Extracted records
....................

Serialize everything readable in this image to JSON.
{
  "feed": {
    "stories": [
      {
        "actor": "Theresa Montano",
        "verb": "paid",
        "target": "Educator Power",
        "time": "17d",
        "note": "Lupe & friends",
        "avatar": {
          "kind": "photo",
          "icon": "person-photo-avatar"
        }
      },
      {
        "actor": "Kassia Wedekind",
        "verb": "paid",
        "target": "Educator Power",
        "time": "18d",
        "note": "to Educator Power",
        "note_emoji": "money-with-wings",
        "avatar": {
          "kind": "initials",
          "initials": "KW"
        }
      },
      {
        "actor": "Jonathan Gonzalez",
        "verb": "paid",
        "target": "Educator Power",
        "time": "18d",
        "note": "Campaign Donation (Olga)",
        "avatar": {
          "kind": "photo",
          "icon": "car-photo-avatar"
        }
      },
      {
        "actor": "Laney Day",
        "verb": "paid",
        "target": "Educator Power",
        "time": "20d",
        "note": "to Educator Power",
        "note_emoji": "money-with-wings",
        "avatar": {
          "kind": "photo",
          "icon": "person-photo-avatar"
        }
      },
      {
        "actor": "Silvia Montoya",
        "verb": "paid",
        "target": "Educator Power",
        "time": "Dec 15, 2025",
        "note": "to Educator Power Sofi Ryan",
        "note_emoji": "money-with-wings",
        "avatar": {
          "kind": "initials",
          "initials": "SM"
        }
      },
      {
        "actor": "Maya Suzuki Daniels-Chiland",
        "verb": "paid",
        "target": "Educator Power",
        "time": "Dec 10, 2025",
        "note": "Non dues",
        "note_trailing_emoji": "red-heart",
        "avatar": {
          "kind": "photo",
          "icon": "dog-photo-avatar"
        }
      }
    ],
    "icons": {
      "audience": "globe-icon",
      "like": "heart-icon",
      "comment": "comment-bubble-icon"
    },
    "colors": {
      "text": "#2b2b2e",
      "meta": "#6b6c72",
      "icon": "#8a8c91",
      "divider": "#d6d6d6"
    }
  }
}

....................

• [What is needed]:
Transcribe the material above in its entirety. Match it exactly.

• [The output]:
Serialize everything readable in this image to JSON.
{
  "feed": {
    "stories": [
      {
        "actor": "Theresa Montano",
        "verb": "paid",
        "target": "Educator Power",
        "time": "17d",
        "note": "Lupe & friends",
        "avatar": {
          "kind": "photo",
          "icon": "person-photo-avatar"
        }
      },
      {
        "actor": "Kassia Wedekind",
        "verb": "paid",
        "target": "Educator Power",
        "time": "18d",
        "note": "to Educator Power",
        "note_emoji": "money-with-wings",
        "avatar": {
          "kind": "initials",
          "initials": "KW"
        }
      },
      {
        "actor": "Jonathan Gonzalez",
        "verb": "paid",
        "target": "Educator Power",
        "time": "18d",
        "note": "Campaign Donation (Olga)",
        "avatar": {
          "kind": "photo",
          "icon": "car-photo-avatar"
        }
      },
      {
        "actor": "Laney Day",
        "verb": "paid",
        "target": "Educator Power",
        "time": "20d",
        "note": "to Educator Power",
        "note_emoji": "money-with-wings",
        "avatar": {
          "kind": "photo",
          "icon": "person-photo-avatar"
        }
      },
      {
        "actor": "Silvia Montoya",
        "verb": "paid",
        "target": "Educator Power",
        "time": "Dec 15, 2025",
        "note": "to Educator Power Sofi Ryan",
        "note_emoji": "money-with-wings",
        "avatar": {
          "kind": "initials",
          "initials": "SM"
        }
      },
      {
        "actor": "Maya Suzuki Daniels-Chiland",
        "verb": "paid",
        "target": "Educator Power",
        "time": "Dec 10, 2025",
        "note": "Non dues",
        "note_trailing_emoji": "red-heart",
        "avatar": {
          "kind": "photo",
          "icon": "dog-photo-avatar"
        }
      }
    ],
    "icons": {
      "audience": "globe-icon",
      "like": "heart-icon",
      "comment": "comment-bubble-icon"
    },
    "colors": {
      "text": "#2b2b2e",
      "meta": "#6b6c72",
      "icon": "#8a8c91",
      "divider": "#d6d6d6"
    }
  }
}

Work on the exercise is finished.